Required task.
Output all records precisely as written.

-- start of Task material --

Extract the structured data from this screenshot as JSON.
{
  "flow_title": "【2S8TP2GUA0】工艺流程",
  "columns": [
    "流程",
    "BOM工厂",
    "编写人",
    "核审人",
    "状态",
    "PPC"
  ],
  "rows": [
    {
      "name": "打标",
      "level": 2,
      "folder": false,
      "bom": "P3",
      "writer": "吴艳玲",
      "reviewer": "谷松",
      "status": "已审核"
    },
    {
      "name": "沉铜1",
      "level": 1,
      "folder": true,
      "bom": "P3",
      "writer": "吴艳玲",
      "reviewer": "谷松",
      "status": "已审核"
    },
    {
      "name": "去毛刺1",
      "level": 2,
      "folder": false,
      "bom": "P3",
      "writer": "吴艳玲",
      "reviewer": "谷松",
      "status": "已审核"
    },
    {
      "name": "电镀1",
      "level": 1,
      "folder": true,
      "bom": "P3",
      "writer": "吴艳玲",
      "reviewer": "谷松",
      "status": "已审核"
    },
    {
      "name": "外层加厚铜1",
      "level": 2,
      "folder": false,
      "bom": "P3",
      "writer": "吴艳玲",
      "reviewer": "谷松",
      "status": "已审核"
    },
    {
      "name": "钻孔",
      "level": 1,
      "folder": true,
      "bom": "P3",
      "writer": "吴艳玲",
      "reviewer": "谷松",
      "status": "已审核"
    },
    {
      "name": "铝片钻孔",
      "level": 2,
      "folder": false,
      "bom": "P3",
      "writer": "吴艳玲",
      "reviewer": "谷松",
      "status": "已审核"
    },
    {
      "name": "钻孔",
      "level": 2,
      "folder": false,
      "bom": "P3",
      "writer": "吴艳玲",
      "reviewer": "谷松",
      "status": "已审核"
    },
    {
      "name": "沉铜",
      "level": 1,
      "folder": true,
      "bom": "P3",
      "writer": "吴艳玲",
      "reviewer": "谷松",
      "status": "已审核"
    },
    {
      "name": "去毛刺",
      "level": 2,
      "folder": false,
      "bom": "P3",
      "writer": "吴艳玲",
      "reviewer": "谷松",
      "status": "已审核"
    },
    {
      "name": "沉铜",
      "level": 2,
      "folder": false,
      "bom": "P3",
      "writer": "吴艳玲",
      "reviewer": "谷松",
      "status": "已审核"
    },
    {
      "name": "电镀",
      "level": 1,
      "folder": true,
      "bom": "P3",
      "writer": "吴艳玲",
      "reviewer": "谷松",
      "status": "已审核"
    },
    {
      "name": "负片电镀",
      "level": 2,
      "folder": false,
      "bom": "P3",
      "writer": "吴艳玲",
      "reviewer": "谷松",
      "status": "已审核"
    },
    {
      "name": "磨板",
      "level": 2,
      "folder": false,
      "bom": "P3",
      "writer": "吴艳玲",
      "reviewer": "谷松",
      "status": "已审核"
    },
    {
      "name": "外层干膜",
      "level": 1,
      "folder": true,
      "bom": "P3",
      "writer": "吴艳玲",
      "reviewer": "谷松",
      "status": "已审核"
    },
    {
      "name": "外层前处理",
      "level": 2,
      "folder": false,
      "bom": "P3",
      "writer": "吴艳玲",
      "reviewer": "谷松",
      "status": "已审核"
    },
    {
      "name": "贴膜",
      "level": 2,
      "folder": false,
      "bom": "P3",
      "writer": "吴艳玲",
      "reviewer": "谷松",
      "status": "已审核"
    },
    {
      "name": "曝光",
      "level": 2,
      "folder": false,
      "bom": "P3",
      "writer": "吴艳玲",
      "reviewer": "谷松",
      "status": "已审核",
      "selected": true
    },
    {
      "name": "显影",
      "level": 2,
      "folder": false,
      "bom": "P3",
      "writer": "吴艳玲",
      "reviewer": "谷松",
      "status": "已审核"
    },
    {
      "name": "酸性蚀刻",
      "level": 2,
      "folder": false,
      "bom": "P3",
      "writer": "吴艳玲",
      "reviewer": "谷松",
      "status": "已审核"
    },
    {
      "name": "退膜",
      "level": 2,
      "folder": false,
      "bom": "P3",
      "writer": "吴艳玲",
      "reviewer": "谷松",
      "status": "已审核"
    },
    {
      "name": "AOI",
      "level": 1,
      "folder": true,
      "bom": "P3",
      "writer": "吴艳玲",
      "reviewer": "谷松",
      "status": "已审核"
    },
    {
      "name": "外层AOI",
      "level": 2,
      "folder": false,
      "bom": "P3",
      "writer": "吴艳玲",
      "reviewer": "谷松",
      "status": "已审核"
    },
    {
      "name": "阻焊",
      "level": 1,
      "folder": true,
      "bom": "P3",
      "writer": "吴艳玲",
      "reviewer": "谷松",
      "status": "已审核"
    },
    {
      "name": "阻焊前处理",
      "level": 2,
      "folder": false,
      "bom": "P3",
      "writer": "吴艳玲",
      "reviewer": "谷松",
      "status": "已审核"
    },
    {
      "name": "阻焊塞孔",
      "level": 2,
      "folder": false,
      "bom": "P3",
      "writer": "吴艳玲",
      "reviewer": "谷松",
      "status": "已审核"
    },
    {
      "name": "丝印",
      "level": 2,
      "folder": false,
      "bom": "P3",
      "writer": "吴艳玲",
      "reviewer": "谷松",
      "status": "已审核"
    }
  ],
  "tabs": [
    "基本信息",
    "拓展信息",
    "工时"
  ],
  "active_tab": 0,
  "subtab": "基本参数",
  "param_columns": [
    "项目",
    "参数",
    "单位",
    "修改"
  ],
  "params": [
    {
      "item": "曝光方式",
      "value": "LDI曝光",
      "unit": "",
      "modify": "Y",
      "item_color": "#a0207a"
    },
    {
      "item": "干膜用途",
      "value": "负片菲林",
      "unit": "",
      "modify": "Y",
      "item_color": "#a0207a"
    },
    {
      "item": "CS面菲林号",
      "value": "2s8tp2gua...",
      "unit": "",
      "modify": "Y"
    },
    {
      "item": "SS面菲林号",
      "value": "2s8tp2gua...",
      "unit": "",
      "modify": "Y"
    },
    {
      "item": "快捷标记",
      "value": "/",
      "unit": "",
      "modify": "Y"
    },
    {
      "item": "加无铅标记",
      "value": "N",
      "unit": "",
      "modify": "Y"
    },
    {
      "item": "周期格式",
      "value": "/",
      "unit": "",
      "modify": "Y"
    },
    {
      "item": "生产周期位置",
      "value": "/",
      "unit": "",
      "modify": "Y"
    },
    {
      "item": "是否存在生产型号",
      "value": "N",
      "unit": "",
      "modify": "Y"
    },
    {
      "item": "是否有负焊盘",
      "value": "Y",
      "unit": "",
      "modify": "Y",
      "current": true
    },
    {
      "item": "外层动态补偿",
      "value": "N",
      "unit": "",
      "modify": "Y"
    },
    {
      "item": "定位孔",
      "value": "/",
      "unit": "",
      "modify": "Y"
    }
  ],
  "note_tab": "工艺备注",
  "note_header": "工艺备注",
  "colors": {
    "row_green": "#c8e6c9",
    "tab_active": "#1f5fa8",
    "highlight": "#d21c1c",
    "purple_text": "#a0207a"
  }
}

-- end of Task material --

Exercise solution.
Extract the structured data from this screenshot as JSON.
{
  "flow_title": "【2S8TP2GUA0】工艺流程",
  "columns": [
    "流程",
    "BOM工厂",
    "编写人",
    "核审人",
    "状态",
    "PPC"
  ],
  "rows": [
    {
      "name": "打标",
      "level": 2,
      "folder": false,
      "bom": "P3",
      "writer": "吴艳玲",
      "reviewer": "谷松",
      "status": "已审核"
    },
    {
      "name": "沉铜1",
      "level": 1,
      "folder": true,
      "bom": "P3",
      "writer": "吴艳玲",
      "reviewer": "谷松",
      "status": "已审核"
    },
    {
      "name": "去毛刺1",
      "level": 2,
      "folder": false,
      "bom": "P3",
      "writer": "吴艳玲",
      "reviewer": "谷松",
      "status": "已审核"
    },
    {
      "name": "电镀1",
      "level": 1,
      "folder": true,
      "bom": "P3",
      "writer": "吴艳玲",
      "reviewer": "谷松",
      "status": "已审核"
    },
    {
      "name": "外层加厚铜1",
      "level": 2,
      "folder": false,
      "bom": "P3",
      "writer": "吴艳玲",
      "reviewer": "谷松",
      "status": "已审核"
    },
    {
      "name": "钻孔",
      "level": 1,
      "folder": true,
      "bom": "P3",
      "writer": "吴艳玲",
      "reviewer": "谷松",
      "status": "已审核"
    },
    {
      "name": "铝片钻孔",
      "level": 2,
      "folder": false,
      "bom": "P3",
      "writer": "吴艳玲",
      "reviewer": "谷松",
      "status": "已审核"
    },
    {
      "name": "钻孔",
      "level": 2,
      "folder": false,
      "bom": "P3",
      "writer": "吴艳玲",
      "reviewer": "谷松",
      "status": "已审核"
    },
    {
      "name": "沉铜",
      "level": 1,
      "folder": true,
      "bom": "P3",
      "writer": "吴艳玲",
      "reviewer": "谷松",
      "status": "已审核"
    },
    {
      "name": "去毛刺",
      "level": 2,
      "folder": false,
      "bom": "P3",
      "writer": "吴艳玲",
      "reviewer": "谷松",
      "status": "已审核"
    },
    {
      "name": "沉铜",
      "level": 2,
      "folder": false,
      "bom": "P3",
      "writer": "吴艳玲",
      "reviewer": "谷松",
      "status": "已审核"
    },
    {
      "name": "电镀",
      "level": 1,
      "folder": true,
      "bom": "P3",
      "writer": "吴艳玲",
      "reviewer": "谷松",
      "status": "已审核"
    },
    {
      "name": "负片电镀",
      "level": 2,
      "folder": false,
      "bom": "P3",
      "writer": "吴艳玲",
      "reviewer": "谷松",
      "status": "已审核"
    },
    {
      "name": "磨板",
      "level": 2,
      "folder": false,
      "bom": "P3",
      "writer": "吴艳玲",
      "reviewer": "谷松",
      "status": "已审核"
    },
    {
      "name": "外层干膜",
      "level": 1,
      "folder": true,
      "bom": "P3",
      "writer": "吴艳玲",
      "reviewer": "谷松",
      "status": "已审核"
    },
    {
      "name": "外层前处理",
      "level": 2,
      "folder": false,
      "bom": "P3",
      "writer": "吴艳玲",
      "reviewer": "谷松",
      "status": "已审核"
    },
    {
      "name": "贴膜",
      "level": 2,
      "folder": false,
      "bom": "P3",
      "writer": "吴艳玲",
      "reviewer": "谷松",
      "status": "已审核"
    },
    {
      "name": "曝光",
      "level": 2,
      "folder": false,
      "bom": "P3",
      "writer": "吴艳玲",
      "reviewer": "谷松",
      "status": "已审核",
      "selected": true
    },
    {
      "name": "显影",
      "level": 2,
      "folder": false,
      "bom": "P3",
      "writer": "吴艳玲",
      "reviewer": "谷松",
      "status": "已审核"
    },
    {
      "name": "酸性蚀刻",
      "level": 2,
      "folder": false,
      "bom": "P3",
      "writer": "吴艳玲",
      "reviewer": "谷松",
      "status": "已审核"
    },
    {
      "name": "退膜",
      "level": 2,
      "folder": false,
      "bom": "P3",
      "writer": "吴艳玲",
      "reviewer": "谷松",
      "status": "已审核"
    },
    {
      "name": "AOI",
      "level": 1,
      "folder": true,
      "bom": "P3",
      "writer": "吴艳玲",
      "reviewer": "谷松",
      "status": "已审核"
    },
    {
      "name": "外层AOI",
      "level": 2,
      "folder": false,
      "bom": "P3",
      "writer": "吴艳玲",
      "reviewer": "谷松",
      "status": "已审核"
    },
    {
      "name": "阻焊",
      "level": 1,
      "folder": true,
      "bom": "P3",
      "writer": "吴艳玲",
      "reviewer": "谷松",
      "status": "已审核"
    },
    {
      "name": "阻焊前处理",
      "level": 2,
      "folder": false,
      "bom": "P3",
      "writer": "吴艳玲",
      "reviewer": "谷松",
      "status": "已审核"
    },
    {
      "name": "阻焊塞孔",
      "level": 2,
      "folder": false,
      "bom": "P3",
      "writer": "吴艳玲",
      "reviewer": "谷松",
      "status": "已审核"
    },
    {
      "name": "丝印",
      "level": 2,
      "folder": false,
      "bom": "P3",
      "writer": "吴艳玲",
      "reviewer": "谷松",
      "status": "已审核"
    }
  ],
  "tabs": [
    "基本信息",
    "拓展信息",
    "工时"
  ],
  "active_tab": 0,
  "subtab": "基本参数",
  "param_columns": [
    "项目",
    "参数",
    "单位",
    "修改"
  ],
  "params": [
    {
      "item": "曝光方式",
      "value": "LDI曝光",
      "unit": "",
      "modify": "Y",
      "item_color": "#a0207a"
    },
    {
      "item": "干膜用途",
      "value": "负片菲林",
      "unit": "",
      "modify": "Y",
      "item_color": "#a0207a"
    },
    {
      "item": "CS面菲林号",
      "value": "2s8tp2gua...",
      "unit": "",
      "modify": "Y"
    },
    {
      "item": "SS面菲林号",
      "value": "2s8tp2gua...",
      "unit": "",
      "modify": "Y"
    },
    {
      "item": "快捷标记",
      "value": "/",
      "unit": "",
      "modify": "Y"
    },
    {
      "item": "加无铅标记",
      "value": "N",
      "unit": "",
      "modify": "Y"
    },
    {
      "item": "周期格式",
      "value": "/",
      "unit": "",
      "modify": "Y"
    },
    {
      "item": "生产周期位置",
      "value": "/",
      "unit": "",
      "modify": "Y"
    },
    {
      "item": "是否存在生产型号",
      "value": "N",
      "unit": "",
      "modify": "Y"
    },
    {
      "item": "是否有负焊盘",
      "value": "Y",
      "unit": "",
      "modify": "Y",
      "current": true
    },
    {
      "item": "外层动态补偿",
      "value": "N",
      "unit": "",
      "modify": "Y"
    },
    {
      "item": "定位孔",
      "value": "/",
      "unit": "",
      "modify": "Y"
    }
  ],
  "note_tab": "工艺备注",
  "note_header": "工艺备注",
  "colors": {
    "row_green": "#c8e6c9",
    "tab_active": "#1f5fa8",
    "highlight": "#d21c1c",
    "purple_text": "#a0207a"
  }
}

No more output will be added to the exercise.